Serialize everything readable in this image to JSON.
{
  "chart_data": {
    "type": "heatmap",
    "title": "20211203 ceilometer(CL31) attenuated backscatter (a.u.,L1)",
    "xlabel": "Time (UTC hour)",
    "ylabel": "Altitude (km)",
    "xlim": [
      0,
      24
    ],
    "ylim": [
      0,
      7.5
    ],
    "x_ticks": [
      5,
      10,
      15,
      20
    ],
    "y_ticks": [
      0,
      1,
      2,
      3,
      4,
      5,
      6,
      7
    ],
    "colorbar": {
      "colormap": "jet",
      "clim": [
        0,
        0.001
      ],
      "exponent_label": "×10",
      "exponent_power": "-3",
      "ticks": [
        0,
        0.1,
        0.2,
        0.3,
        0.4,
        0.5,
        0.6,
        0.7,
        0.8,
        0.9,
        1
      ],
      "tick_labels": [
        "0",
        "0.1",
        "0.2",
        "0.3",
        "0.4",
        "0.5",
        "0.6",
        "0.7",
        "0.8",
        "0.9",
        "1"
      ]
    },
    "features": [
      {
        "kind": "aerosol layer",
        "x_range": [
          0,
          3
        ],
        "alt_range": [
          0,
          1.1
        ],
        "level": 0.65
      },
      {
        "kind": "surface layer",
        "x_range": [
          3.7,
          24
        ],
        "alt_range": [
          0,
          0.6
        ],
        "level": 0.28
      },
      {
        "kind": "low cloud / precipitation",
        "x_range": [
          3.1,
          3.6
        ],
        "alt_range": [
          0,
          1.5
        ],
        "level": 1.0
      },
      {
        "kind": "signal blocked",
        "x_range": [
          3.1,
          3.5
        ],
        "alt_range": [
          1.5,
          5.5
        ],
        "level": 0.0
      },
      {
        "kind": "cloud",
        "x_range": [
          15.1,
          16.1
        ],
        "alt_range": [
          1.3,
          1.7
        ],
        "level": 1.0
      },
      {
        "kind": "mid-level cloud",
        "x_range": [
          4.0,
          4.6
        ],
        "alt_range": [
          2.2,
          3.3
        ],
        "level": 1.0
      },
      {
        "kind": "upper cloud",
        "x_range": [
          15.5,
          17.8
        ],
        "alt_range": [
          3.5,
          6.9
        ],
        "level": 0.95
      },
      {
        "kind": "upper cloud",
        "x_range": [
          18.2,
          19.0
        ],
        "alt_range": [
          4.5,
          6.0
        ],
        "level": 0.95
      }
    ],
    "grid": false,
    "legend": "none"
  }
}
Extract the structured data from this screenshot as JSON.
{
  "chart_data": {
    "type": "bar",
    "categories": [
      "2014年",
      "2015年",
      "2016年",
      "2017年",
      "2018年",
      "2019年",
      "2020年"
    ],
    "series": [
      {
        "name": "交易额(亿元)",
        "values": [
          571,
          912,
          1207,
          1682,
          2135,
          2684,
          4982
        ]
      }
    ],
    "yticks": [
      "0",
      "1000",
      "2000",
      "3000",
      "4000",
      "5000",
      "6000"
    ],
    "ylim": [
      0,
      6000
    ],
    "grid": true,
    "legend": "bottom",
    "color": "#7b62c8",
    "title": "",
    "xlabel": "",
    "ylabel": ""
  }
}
▬▬▬▬▬▬
# [Exercise requirements]
State the count of lines in the data holding the word "layer", adding nothing to it.

# [Solution to this task]
2